_What to work on:_ Reproduce word for word the part of the passage on quantum attacks against Bitcoin that begins at the words "A crucial feature" and ends after the words "the term blockchain.".

_Passage given:_
☆ ☆ ☆ ☆ ☆ ☆ ☆
Divesh Aggarwal (NUS, Singapore); Gavin K. Brennen (Center for Quantum Technologies, Singapore); Troy Lee (Macquarie University, Australia); Miklos Santha (Nanyang Technological University, Singapore); and Marco Tomamichel (University of Technology, Australia) conducted proof of work ‘Quantum attacks on Bitcoin, and how to protect against them‘.

A crucial feature of Bitcoin is its security. Bitcoins have two important security features that prevent them from being stolen or copied. Both are based on cryptographic protocols that are hard to crack by classic computing system. Bitcoin transactions are stored in a distributed ledger that collates all the deals carried out in a specific time period, usually about 10 minutes. This collection, called a block, also contains a cryptographic hash of the previous block, which contains a cryptographic hash of the one before that, and so on in a chain. Hence the term blockchain.

Aggarwal and team mention that most mining is done by application-specific integrated circuits (ASICs) made by companies such as Nvidia. [Refer – Bitcoin Mining Hardware Guide] This hardware is likely to maintain a speed advantage over quantum computers over the next 10 years or so.

But there is a different threat that is much more worrying. Bitcoin has another cryptographic security feature to ensure that only the owner of a Bitcoin can spend it. The idea is that the owner generates two numbers—a private key that is secret and a public key that is published. The public key can be easily generated from the private key, but not vice versa. A signature can be used to verify that the owner holds the private key, without revealing the private key, using a technique known as an elliptic curve signature scheme.

In this way, the receiver can verify that the owner possesses the private key and therefore has the right to spend the Bitcoin.The only way to cheat this system is to calculate the private key using the public key, which is extremely hard with conventional computers. But with a quantum computer, it is easy.

And that’s how quantum computers pose a significant risk to Bitcoin.
☆ ☆ ☆ ☆ ☆ ☆ ☆
_Data:_
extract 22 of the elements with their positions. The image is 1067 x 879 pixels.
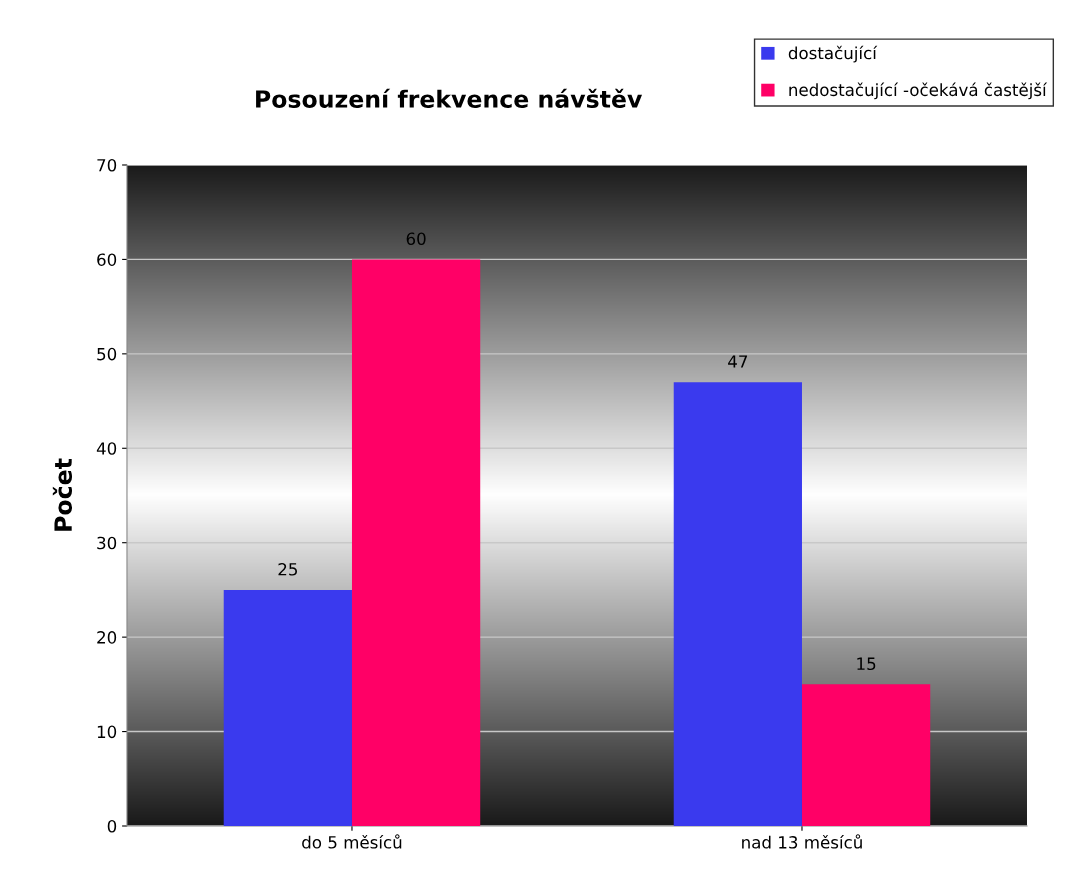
☆ ☆ ☆ ☆ ☆ ☆ ☆
_In response:_
A crucial feature of Bitcoin is its security. Bitcoins have two important security features that prevent them from being stolen or copied. Both are based on cryptographic protocols that are hard to crack by classic computing system. Bitcoin transactions are stored in a distributed ledger that collates all the deals carried out in a specific time period, usually about 10 minutes. This collection, called a block, also contains a cryptographic hash of the previous block, which contains a cryptographic hash of the one before that, and so on in a chain. Hence the term blockchain.